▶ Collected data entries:
────────────────────
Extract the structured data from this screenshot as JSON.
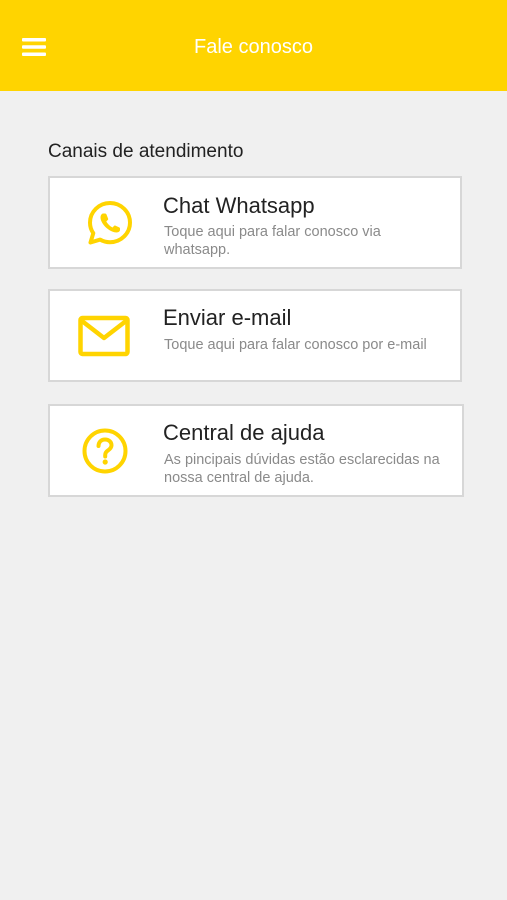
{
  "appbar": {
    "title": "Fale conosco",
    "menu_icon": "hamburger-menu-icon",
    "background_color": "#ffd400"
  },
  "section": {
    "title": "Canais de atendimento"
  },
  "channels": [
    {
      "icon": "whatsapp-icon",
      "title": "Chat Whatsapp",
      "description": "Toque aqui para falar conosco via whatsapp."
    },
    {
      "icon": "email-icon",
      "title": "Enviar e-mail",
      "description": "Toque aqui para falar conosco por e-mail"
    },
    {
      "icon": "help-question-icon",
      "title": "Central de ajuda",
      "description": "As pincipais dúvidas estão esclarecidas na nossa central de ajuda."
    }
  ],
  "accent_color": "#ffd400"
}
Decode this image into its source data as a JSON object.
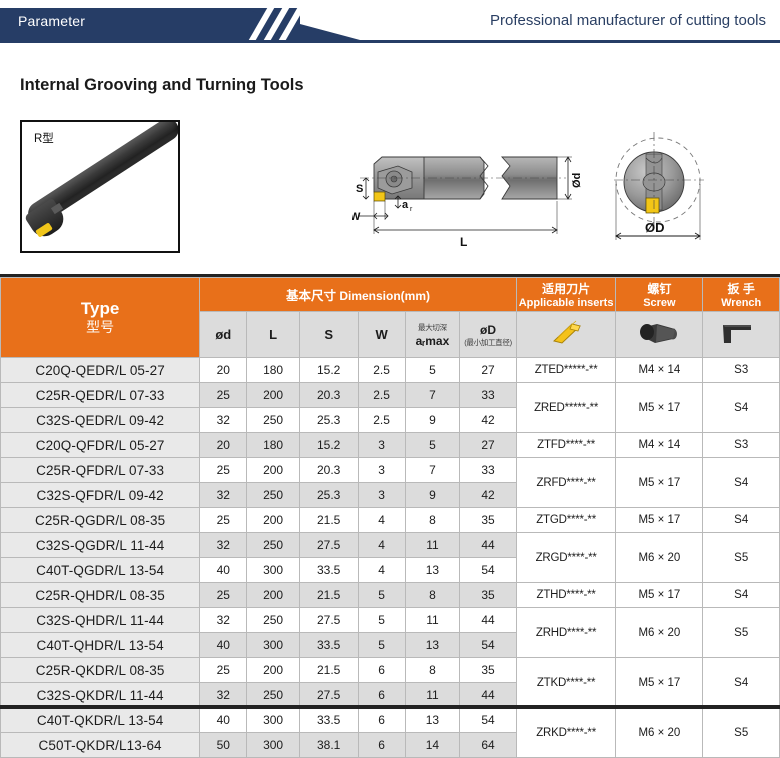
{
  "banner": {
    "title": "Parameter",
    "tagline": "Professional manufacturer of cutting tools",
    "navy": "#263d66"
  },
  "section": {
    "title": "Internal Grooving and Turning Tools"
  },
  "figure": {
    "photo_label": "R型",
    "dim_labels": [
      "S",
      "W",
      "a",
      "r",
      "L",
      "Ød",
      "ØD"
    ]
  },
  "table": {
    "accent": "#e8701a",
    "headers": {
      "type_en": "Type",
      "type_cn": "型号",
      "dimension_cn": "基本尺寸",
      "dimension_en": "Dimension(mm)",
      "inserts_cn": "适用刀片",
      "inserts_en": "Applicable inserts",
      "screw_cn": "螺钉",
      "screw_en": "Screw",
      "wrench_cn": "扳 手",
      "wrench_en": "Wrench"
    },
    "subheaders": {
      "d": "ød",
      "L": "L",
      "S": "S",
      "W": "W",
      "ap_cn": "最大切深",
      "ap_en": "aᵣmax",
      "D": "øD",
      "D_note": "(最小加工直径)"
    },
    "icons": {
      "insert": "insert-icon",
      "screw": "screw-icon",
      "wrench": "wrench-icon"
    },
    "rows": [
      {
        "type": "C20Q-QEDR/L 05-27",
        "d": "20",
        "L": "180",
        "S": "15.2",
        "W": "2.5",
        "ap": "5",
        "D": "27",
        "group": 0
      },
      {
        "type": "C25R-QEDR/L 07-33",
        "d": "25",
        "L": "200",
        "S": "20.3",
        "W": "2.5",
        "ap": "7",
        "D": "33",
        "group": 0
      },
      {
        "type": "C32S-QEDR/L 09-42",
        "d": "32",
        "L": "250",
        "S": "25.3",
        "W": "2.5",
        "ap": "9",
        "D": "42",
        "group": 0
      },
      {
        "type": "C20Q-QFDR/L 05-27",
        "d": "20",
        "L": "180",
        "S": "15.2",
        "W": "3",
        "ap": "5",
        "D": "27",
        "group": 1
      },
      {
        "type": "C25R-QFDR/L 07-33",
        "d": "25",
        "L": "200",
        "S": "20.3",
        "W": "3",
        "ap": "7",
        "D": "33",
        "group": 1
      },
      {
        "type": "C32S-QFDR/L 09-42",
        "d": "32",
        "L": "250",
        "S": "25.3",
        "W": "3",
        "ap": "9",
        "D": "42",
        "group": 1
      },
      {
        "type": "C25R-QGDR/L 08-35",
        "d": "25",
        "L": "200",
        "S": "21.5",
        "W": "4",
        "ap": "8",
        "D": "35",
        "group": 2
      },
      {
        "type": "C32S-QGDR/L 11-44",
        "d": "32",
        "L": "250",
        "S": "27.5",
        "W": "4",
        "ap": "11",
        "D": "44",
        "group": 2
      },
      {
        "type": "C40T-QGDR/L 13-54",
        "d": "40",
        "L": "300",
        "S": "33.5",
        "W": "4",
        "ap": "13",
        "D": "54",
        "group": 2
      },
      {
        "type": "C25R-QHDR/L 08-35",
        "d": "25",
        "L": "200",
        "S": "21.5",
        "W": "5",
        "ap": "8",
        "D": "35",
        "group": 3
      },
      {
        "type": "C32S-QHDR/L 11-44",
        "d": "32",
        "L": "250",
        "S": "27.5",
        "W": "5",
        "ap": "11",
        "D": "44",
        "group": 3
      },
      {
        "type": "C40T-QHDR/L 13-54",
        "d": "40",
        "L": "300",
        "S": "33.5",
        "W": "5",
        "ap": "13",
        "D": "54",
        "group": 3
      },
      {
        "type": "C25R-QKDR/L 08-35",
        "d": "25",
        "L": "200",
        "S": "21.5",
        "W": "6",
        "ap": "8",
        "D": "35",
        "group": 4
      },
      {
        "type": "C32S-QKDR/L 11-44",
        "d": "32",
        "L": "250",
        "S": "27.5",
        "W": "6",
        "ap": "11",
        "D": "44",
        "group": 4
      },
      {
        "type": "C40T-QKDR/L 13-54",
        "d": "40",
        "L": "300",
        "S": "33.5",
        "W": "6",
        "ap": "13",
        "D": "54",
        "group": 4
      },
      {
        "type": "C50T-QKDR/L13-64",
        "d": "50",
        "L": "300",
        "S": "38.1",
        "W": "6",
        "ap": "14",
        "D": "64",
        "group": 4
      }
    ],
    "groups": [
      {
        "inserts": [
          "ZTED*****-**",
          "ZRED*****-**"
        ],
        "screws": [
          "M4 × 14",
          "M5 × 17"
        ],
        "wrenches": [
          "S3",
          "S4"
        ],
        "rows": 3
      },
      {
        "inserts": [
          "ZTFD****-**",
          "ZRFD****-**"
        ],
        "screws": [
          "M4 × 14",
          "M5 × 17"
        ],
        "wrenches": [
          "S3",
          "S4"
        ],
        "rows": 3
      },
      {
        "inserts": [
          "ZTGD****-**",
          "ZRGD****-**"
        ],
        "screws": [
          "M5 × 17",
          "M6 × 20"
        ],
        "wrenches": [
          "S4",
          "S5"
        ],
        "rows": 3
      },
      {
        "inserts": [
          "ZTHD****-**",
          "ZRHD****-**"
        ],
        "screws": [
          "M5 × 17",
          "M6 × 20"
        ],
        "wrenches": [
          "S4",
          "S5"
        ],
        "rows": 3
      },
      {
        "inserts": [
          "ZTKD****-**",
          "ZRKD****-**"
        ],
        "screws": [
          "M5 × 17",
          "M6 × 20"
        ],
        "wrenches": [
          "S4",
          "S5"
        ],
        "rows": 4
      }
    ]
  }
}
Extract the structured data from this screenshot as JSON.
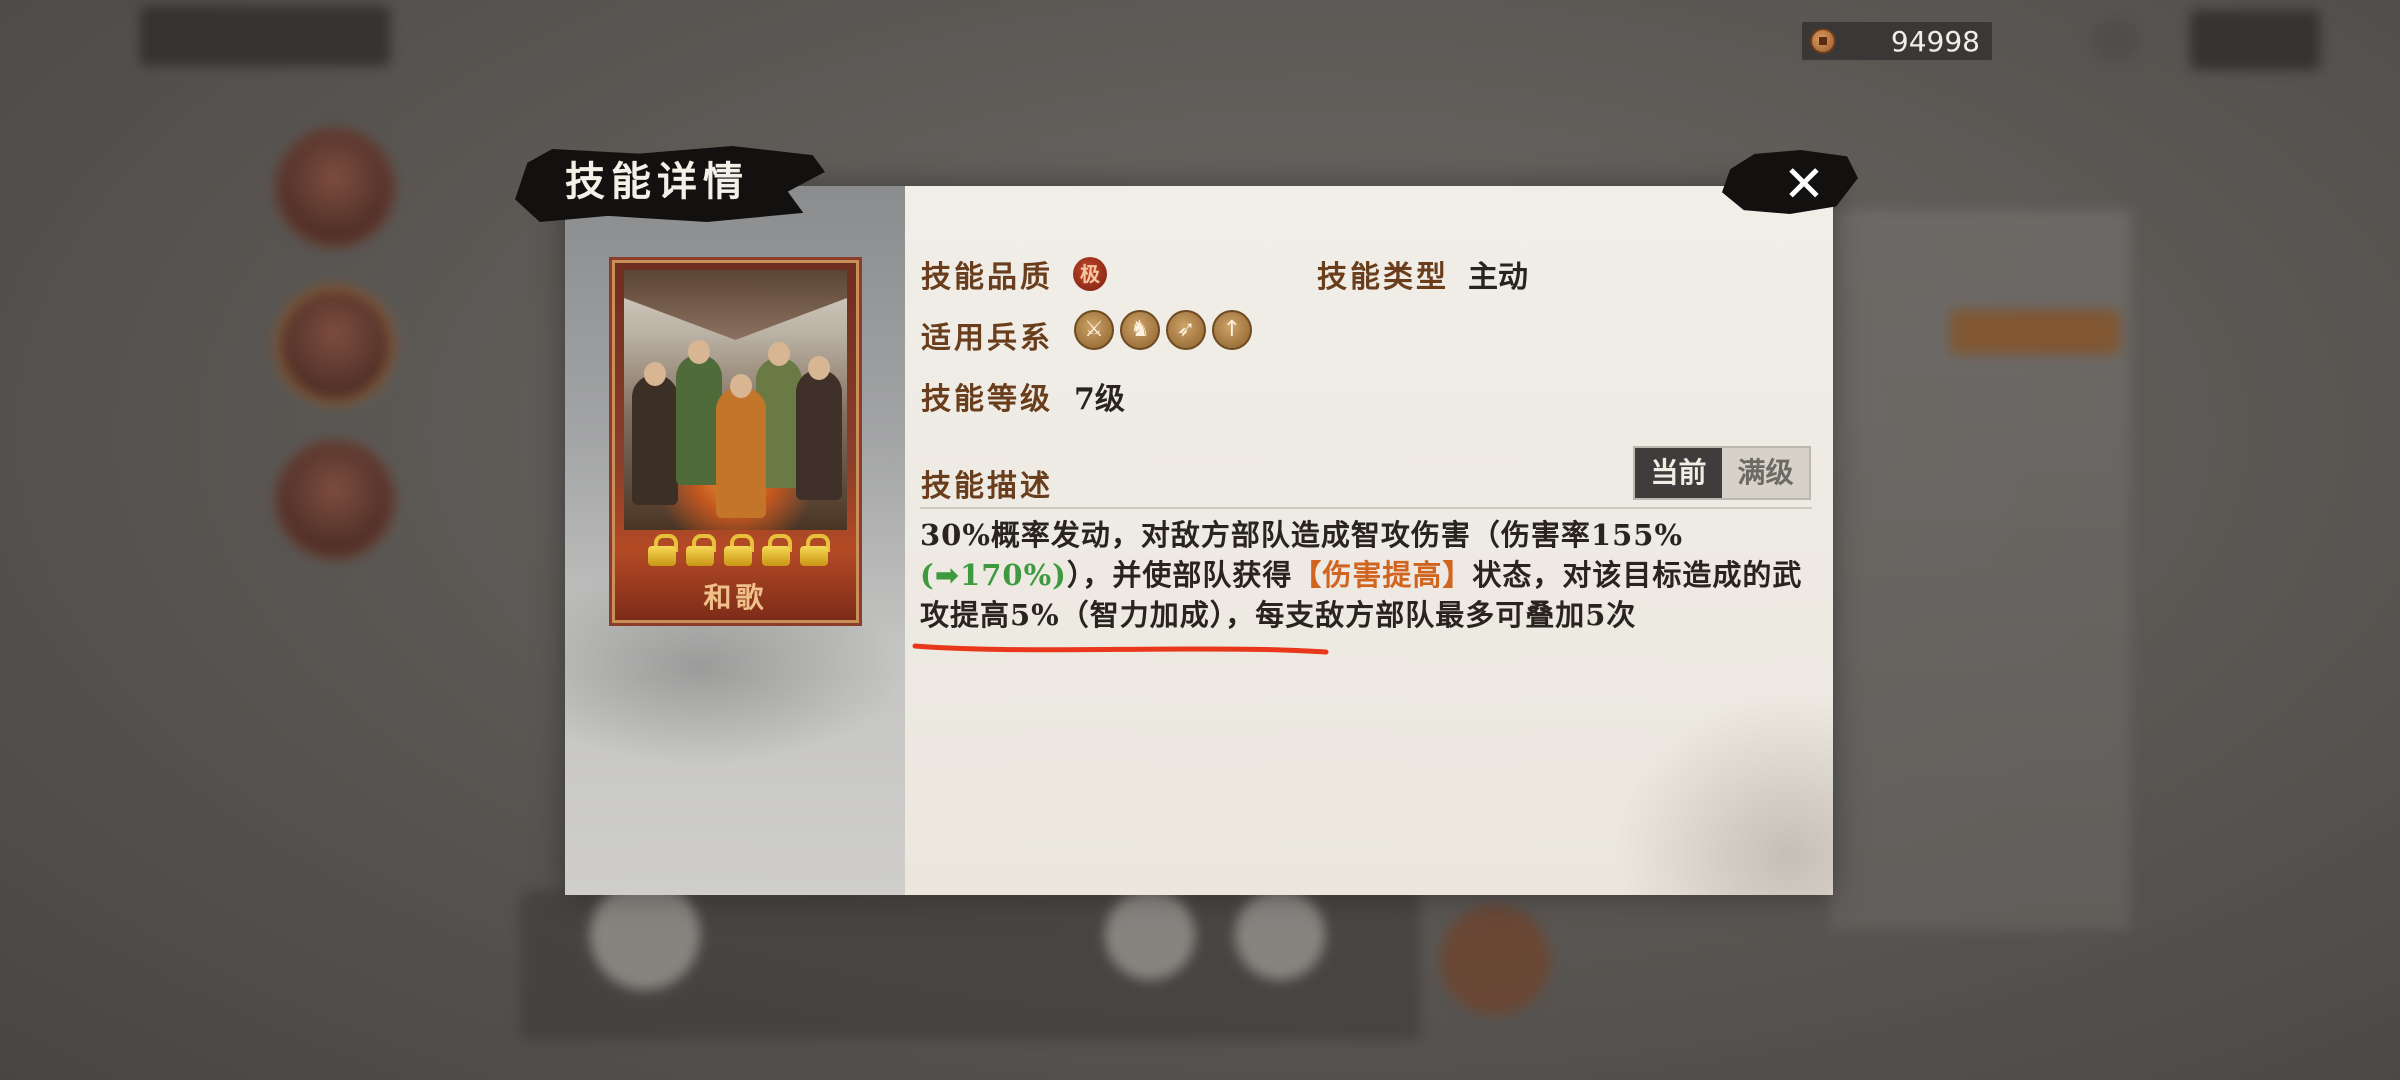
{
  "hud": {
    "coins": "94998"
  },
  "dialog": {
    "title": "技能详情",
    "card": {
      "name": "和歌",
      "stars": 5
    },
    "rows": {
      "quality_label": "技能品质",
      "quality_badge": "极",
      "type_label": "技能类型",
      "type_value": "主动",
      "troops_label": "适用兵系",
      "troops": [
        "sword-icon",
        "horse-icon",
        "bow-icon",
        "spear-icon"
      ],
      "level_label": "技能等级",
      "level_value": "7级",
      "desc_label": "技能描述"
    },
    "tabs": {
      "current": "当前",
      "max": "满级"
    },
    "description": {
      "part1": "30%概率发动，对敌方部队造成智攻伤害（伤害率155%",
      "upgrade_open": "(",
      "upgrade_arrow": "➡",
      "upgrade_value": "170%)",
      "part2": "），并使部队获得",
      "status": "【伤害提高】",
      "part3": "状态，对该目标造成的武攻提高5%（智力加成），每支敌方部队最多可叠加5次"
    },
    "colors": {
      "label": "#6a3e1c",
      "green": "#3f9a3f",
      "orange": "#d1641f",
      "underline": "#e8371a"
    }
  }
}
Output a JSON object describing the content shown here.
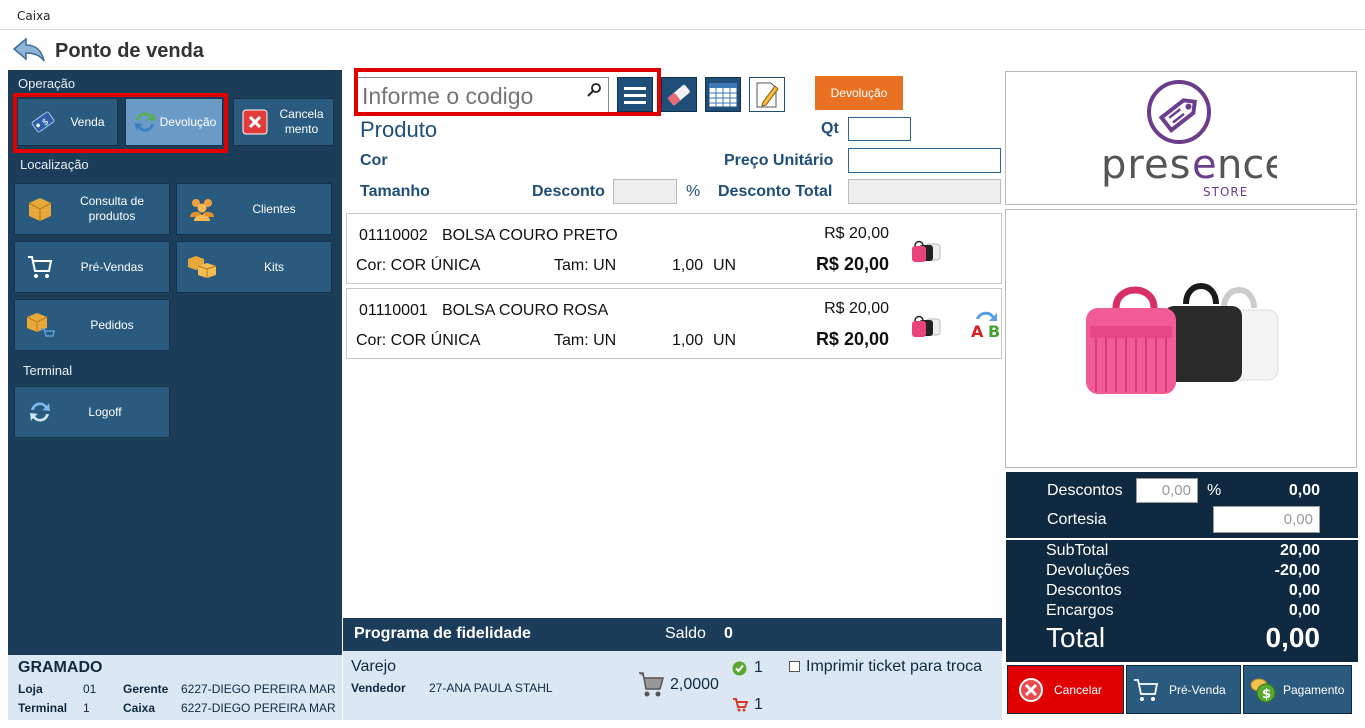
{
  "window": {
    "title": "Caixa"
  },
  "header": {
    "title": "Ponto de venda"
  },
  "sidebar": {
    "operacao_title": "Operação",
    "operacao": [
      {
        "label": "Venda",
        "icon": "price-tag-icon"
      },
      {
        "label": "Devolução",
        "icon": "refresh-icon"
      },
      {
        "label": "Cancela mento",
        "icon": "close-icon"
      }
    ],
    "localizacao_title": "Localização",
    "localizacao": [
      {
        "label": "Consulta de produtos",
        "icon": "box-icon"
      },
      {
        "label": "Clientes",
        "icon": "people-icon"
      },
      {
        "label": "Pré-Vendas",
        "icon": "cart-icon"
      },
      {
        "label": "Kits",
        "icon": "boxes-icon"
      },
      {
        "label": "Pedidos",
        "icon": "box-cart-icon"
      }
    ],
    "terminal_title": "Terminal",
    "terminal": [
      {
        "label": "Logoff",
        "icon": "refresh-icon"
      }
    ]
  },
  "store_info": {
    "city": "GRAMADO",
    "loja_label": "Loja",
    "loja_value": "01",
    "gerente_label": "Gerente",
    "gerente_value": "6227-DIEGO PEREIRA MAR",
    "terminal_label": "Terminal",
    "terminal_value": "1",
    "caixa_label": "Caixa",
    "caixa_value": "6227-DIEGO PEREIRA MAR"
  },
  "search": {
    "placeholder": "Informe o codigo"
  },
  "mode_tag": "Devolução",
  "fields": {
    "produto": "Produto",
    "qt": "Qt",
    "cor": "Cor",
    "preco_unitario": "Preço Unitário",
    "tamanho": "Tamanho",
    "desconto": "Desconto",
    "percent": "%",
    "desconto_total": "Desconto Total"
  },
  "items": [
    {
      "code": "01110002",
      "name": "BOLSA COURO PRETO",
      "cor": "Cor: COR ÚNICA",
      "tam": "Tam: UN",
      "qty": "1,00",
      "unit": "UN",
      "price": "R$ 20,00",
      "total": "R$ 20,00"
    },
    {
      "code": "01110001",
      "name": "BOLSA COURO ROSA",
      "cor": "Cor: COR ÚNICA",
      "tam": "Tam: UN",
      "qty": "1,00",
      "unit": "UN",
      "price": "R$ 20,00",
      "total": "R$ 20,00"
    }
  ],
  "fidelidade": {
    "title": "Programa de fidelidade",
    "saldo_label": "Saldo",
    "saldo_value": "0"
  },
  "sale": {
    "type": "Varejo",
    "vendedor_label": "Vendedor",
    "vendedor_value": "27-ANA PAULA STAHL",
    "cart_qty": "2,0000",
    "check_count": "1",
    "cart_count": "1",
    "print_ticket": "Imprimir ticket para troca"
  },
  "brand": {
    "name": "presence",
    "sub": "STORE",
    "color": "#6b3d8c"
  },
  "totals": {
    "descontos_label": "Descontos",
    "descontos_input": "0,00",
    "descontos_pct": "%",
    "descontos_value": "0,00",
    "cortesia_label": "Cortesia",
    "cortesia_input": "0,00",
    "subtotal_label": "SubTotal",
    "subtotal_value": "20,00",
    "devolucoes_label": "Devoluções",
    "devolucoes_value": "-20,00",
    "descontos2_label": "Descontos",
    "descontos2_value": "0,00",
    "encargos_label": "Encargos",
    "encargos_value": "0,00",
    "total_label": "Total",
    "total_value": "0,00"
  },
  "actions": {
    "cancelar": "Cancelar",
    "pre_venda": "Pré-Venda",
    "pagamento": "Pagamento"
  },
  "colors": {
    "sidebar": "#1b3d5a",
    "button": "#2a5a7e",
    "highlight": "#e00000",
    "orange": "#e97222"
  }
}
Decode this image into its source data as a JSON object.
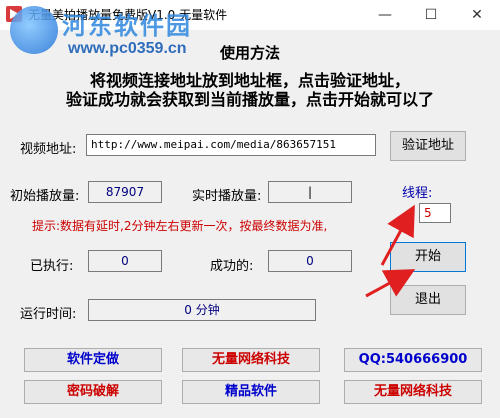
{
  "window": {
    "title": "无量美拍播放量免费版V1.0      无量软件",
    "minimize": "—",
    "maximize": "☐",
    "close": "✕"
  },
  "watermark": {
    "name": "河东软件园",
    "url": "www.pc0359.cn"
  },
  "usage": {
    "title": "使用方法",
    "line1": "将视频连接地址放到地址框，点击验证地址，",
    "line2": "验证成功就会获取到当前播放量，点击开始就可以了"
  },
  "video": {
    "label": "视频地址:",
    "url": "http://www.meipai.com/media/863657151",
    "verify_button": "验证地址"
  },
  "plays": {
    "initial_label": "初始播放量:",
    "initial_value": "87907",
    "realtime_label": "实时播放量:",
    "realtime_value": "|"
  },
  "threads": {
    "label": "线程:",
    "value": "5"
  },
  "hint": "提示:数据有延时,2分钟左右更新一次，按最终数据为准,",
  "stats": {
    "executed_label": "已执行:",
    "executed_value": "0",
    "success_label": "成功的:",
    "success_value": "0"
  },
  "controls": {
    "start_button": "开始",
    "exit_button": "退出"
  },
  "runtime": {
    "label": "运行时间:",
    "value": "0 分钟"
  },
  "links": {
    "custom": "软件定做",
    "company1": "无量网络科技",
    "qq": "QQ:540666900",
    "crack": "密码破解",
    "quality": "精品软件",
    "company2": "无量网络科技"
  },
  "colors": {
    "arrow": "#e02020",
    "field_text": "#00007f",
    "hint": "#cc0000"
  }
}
────────────────────
▶ Problem requirements: Lines that hold the word "QFDR" are the ones to return, every one of them.

▶ Task answer:
        "type": "C20Q-QFDR/L 05-27",
        "type": "C25R-QFDR/L 07-33",
        "type": "C32S-QFDR/L 09-42",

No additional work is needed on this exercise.